Establish how many lines in the material include the string "text" and report it as a lone number.

◇ ◇ ◇ ◇ ◇

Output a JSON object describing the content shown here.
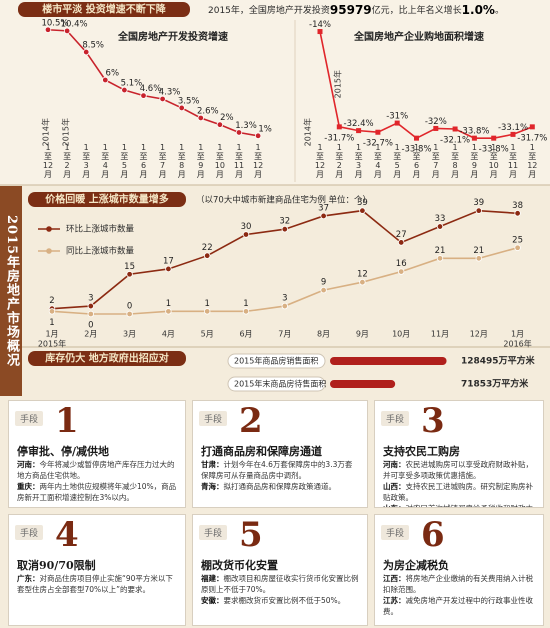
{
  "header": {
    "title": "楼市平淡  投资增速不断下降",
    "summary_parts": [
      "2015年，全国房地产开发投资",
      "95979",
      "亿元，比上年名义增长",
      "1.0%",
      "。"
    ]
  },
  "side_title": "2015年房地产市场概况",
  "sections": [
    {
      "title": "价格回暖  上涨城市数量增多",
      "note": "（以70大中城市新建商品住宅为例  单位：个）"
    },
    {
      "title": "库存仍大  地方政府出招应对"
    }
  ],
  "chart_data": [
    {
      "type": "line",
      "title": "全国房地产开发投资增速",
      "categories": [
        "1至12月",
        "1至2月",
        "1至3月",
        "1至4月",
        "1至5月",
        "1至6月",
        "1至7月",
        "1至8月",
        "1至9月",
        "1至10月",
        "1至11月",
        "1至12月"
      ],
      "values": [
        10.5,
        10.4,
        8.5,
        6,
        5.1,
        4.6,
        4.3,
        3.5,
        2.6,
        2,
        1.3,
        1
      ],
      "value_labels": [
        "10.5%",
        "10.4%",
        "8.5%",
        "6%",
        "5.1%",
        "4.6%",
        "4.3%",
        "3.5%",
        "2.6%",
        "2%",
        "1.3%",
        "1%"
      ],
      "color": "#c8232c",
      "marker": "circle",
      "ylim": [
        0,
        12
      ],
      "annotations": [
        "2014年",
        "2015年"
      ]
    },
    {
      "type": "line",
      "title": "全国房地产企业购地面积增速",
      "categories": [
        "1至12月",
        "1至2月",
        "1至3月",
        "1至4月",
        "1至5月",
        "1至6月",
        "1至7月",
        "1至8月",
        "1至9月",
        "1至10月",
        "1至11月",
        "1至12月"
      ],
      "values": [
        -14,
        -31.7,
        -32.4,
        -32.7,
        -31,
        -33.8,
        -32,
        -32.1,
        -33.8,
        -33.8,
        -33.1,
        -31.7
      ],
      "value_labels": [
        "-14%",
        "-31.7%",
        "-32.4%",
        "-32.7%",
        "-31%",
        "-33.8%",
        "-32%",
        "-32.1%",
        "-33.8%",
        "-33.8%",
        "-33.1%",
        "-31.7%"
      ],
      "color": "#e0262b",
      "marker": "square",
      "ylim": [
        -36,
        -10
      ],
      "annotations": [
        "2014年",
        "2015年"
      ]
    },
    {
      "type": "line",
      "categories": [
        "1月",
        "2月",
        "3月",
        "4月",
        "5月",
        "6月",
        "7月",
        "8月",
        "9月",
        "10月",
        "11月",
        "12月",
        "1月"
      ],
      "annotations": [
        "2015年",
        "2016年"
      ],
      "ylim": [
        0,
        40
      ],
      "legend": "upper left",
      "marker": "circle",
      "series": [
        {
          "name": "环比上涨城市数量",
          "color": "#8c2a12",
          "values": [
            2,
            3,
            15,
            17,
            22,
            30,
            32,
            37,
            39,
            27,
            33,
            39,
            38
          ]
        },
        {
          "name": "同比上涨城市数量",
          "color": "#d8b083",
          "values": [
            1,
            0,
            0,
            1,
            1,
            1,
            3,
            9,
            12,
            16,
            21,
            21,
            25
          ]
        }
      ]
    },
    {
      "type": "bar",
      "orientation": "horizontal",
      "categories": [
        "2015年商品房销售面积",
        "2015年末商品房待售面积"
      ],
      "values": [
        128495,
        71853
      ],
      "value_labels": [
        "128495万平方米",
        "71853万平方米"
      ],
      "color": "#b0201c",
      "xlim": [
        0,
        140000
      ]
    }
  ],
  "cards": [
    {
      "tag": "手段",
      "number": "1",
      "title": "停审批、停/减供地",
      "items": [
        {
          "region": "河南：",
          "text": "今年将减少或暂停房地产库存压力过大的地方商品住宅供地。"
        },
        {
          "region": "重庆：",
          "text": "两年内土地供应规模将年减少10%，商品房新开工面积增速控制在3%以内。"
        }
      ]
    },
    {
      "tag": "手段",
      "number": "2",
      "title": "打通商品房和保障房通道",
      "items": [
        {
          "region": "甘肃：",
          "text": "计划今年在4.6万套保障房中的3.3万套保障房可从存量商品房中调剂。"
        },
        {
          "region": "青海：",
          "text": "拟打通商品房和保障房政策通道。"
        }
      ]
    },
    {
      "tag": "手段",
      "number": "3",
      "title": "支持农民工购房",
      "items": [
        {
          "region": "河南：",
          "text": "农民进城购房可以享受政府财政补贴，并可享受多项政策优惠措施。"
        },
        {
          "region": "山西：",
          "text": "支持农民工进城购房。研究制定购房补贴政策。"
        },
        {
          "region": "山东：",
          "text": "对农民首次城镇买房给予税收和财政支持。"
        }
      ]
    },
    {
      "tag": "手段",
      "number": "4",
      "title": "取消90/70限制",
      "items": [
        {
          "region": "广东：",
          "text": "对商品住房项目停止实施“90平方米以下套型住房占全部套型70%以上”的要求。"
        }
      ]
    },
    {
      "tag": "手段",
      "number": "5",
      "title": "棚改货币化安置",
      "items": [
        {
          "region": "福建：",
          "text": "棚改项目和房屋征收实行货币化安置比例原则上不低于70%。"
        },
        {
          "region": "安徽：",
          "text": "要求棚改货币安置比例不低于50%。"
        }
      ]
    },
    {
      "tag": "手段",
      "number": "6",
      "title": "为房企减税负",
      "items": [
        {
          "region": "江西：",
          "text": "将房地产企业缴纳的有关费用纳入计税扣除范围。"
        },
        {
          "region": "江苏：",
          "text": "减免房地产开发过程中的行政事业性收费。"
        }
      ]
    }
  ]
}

◇ ◇ ◇ ◇ ◇

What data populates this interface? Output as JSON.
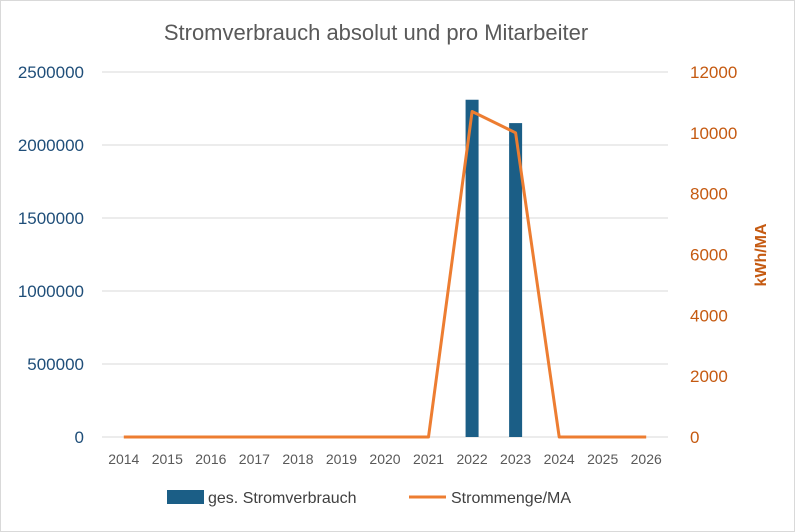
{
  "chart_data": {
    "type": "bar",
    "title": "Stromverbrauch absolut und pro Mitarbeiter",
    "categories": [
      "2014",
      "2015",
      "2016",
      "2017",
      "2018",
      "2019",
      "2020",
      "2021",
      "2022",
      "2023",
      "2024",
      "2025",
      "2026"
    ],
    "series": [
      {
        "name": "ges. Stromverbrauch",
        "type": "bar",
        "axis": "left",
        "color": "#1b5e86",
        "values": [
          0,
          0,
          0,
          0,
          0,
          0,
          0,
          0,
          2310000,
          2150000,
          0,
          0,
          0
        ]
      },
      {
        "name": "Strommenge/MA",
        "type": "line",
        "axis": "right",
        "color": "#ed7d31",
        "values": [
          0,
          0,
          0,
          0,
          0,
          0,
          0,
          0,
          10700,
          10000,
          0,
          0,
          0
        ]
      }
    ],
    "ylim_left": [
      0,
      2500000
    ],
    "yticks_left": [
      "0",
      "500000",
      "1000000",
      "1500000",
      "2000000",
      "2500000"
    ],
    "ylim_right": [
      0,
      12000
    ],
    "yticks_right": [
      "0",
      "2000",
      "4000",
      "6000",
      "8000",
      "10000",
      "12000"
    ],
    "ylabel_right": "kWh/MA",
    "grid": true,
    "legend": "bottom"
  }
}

◇ ◇ ◇ ◇ ◇

## RESPONSE
12